Stored rows:
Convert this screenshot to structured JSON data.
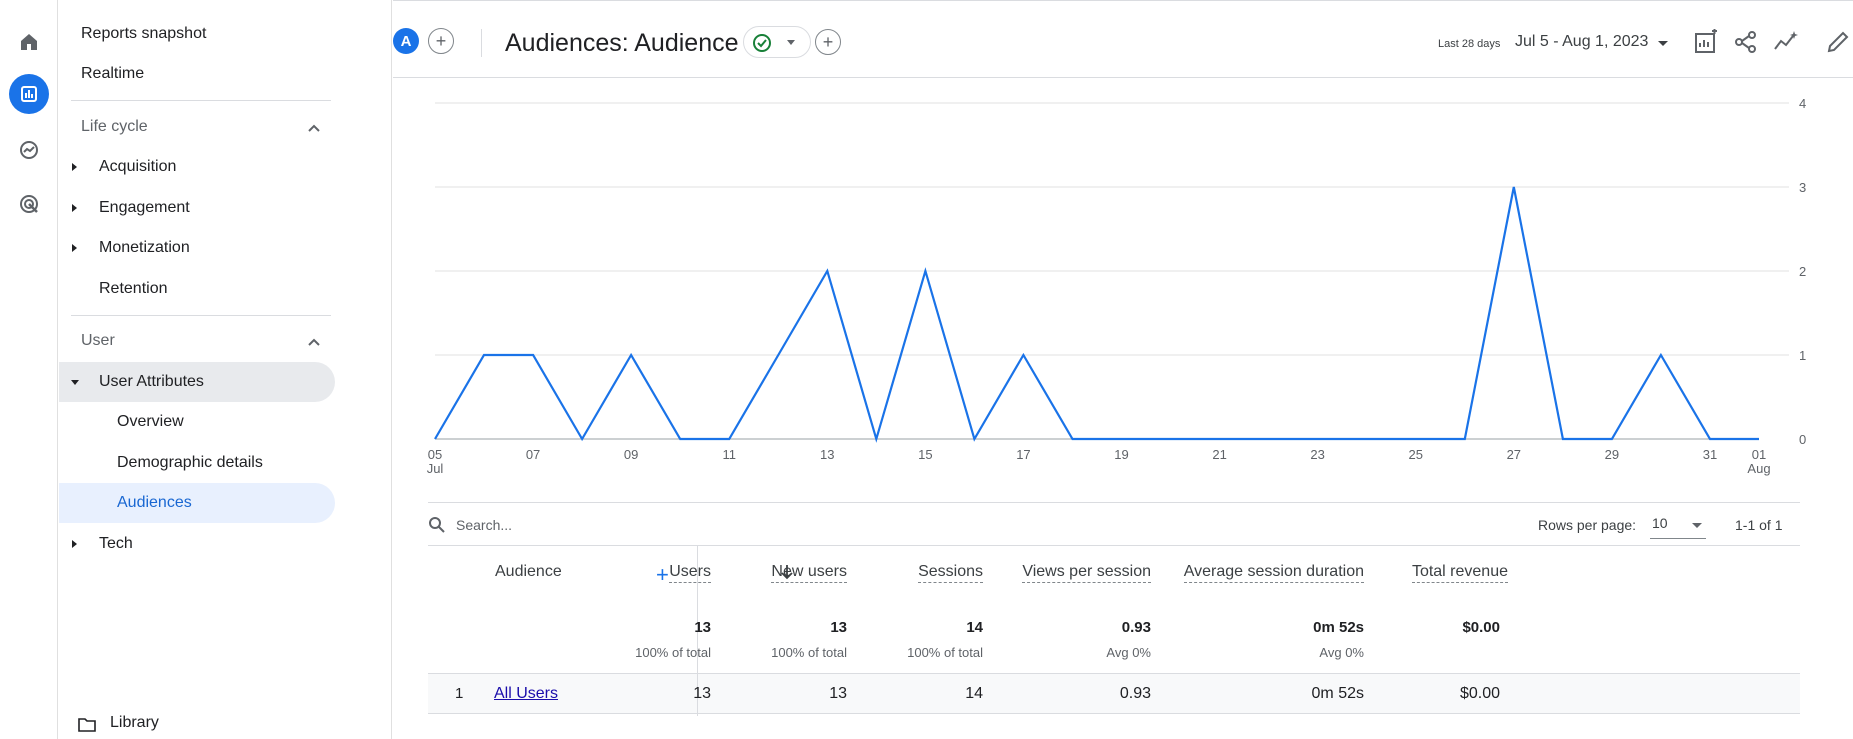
{
  "sidebar": {
    "items": [
      {
        "label": "Reports snapshot"
      },
      {
        "label": "Realtime"
      },
      {
        "label": "Life cycle"
      },
      {
        "label": "Acquisition"
      },
      {
        "label": "Engagement"
      },
      {
        "label": "Monetization"
      },
      {
        "label": "Retention"
      },
      {
        "label": "User"
      },
      {
        "label": "User Attributes"
      },
      {
        "label": "Overview"
      },
      {
        "label": "Demographic details"
      },
      {
        "label": "Audiences"
      },
      {
        "label": "Tech"
      }
    ],
    "library_label": "Library"
  },
  "header": {
    "avatar_letter": "A",
    "title": "Audiences: Audience",
    "date_prefix": "Last 28 days",
    "date_range": "Jul 5 - Aug 1, 2023"
  },
  "chart_data": {
    "type": "line",
    "x": [
      "05 Jul",
      "06",
      "07",
      "08",
      "09",
      "10",
      "11",
      "12",
      "13",
      "14",
      "15",
      "16",
      "17",
      "18",
      "19",
      "20",
      "21",
      "22",
      "23",
      "24",
      "25",
      "26",
      "27",
      "28",
      "29",
      "30",
      "31",
      "01 Aug"
    ],
    "series": [
      {
        "values": [
          0,
          1,
          1,
          0,
          1,
          0,
          0,
          1,
          2,
          0,
          2,
          0,
          1,
          0,
          0,
          0,
          0,
          0,
          0,
          0,
          0,
          0,
          3,
          0,
          0,
          1,
          0,
          0
        ]
      }
    ],
    "x_tick_labels": [
      "05",
      "07",
      "09",
      "11",
      "13",
      "15",
      "17",
      "19",
      "21",
      "23",
      "25",
      "27",
      "29",
      "31",
      "01"
    ],
    "x_tick_sublabels": {
      "05": "Jul",
      "01": "Aug"
    },
    "y_tick_labels": [
      "0",
      "1",
      "2",
      "3",
      "4"
    ],
    "ylim": [
      0,
      4
    ],
    "line_color": "#1a73e8",
    "grid": true
  },
  "table": {
    "search_placeholder": "Search...",
    "rows_per_page_label": "Rows per page:",
    "rows_per_page_value": "10",
    "pagination": "1-1 of 1",
    "dimension_header": "Audience",
    "columns": [
      {
        "label": "Users",
        "total": "13",
        "total_sub": "100% of total"
      },
      {
        "label": "New users",
        "total": "13",
        "total_sub": "100% of total"
      },
      {
        "label": "Sessions",
        "total": "14",
        "total_sub": "100% of total"
      },
      {
        "label": "Views per session",
        "total": "0.93",
        "total_sub": "Avg 0%"
      },
      {
        "label": "Average session duration",
        "total": "0m 52s",
        "total_sub": "Avg 0%"
      },
      {
        "label": "Total revenue",
        "total": "$0.00",
        "total_sub": ""
      }
    ],
    "rows": [
      {
        "index": "1",
        "name": "All Users",
        "values": [
          "13",
          "13",
          "14",
          "0.93",
          "0m 52s",
          "$0.00"
        ]
      }
    ]
  },
  "colors": {
    "accent": "#1a73e8",
    "selected_bg": "#e8f0fe",
    "status_ok": "#188038"
  }
}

What you are asked to do:
The data above should be repeated exactly, minus any pictures.

Solution:
Convert this screenshot to structured JSON data.
{
  "sidebar": {
    "items": [
      {
        "label": "Reports snapshot"
      },
      {
        "label": "Realtime"
      },
      {
        "label": "Life cycle"
      },
      {
        "label": "Acquisition"
      },
      {
        "label": "Engagement"
      },
      {
        "label": "Monetization"
      },
      {
        "label": "Retention"
      },
      {
        "label": "User"
      },
      {
        "label": "User Attributes"
      },
      {
        "label": "Overview"
      },
      {
        "label": "Demographic details"
      },
      {
        "label": "Audiences"
      },
      {
        "label": "Tech"
      }
    ],
    "library_label": "Library"
  },
  "header": {
    "avatar_letter": "A",
    "title": "Audiences: Audience",
    "date_prefix": "Last 28 days",
    "date_range": "Jul 5 - Aug 1, 2023"
  },
  "chart_data": {
    "type": "line",
    "x": [
      "05 Jul",
      "06",
      "07",
      "08",
      "09",
      "10",
      "11",
      "12",
      "13",
      "14",
      "15",
      "16",
      "17",
      "18",
      "19",
      "20",
      "21",
      "22",
      "23",
      "24",
      "25",
      "26",
      "27",
      "28",
      "29",
      "30",
      "31",
      "01 Aug"
    ],
    "series": [
      {
        "values": [
          0,
          1,
          1,
          0,
          1,
          0,
          0,
          1,
          2,
          0,
          2,
          0,
          1,
          0,
          0,
          0,
          0,
          0,
          0,
          0,
          0,
          0,
          3,
          0,
          0,
          1,
          0,
          0
        ]
      }
    ],
    "x_tick_labels": [
      "05",
      "07",
      "09",
      "11",
      "13",
      "15",
      "17",
      "19",
      "21",
      "23",
      "25",
      "27",
      "29",
      "31",
      "01"
    ],
    "x_tick_sublabels": {
      "05": "Jul",
      "01": "Aug"
    },
    "y_tick_labels": [
      "0",
      "1",
      "2",
      "3",
      "4"
    ],
    "ylim": [
      0,
      4
    ],
    "line_color": "#1a73e8",
    "grid": true
  },
  "table": {
    "search_placeholder": "Search...",
    "rows_per_page_label": "Rows per page:",
    "rows_per_page_value": "10",
    "pagination": "1-1 of 1",
    "dimension_header": "Audience",
    "columns": [
      {
        "label": "Users",
        "total": "13",
        "total_sub": "100% of total"
      },
      {
        "label": "New users",
        "total": "13",
        "total_sub": "100% of total"
      },
      {
        "label": "Sessions",
        "total": "14",
        "total_sub": "100% of total"
      },
      {
        "label": "Views per session",
        "total": "0.93",
        "total_sub": "Avg 0%"
      },
      {
        "label": "Average session duration",
        "total": "0m 52s",
        "total_sub": "Avg 0%"
      },
      {
        "label": "Total revenue",
        "total": "$0.00",
        "total_sub": ""
      }
    ],
    "rows": [
      {
        "index": "1",
        "name": "All Users",
        "values": [
          "13",
          "13",
          "14",
          "0.93",
          "0m 52s",
          "$0.00"
        ]
      }
    ]
  },
  "colors": {
    "accent": "#1a73e8",
    "selected_bg": "#e8f0fe",
    "status_ok": "#188038"
  }
}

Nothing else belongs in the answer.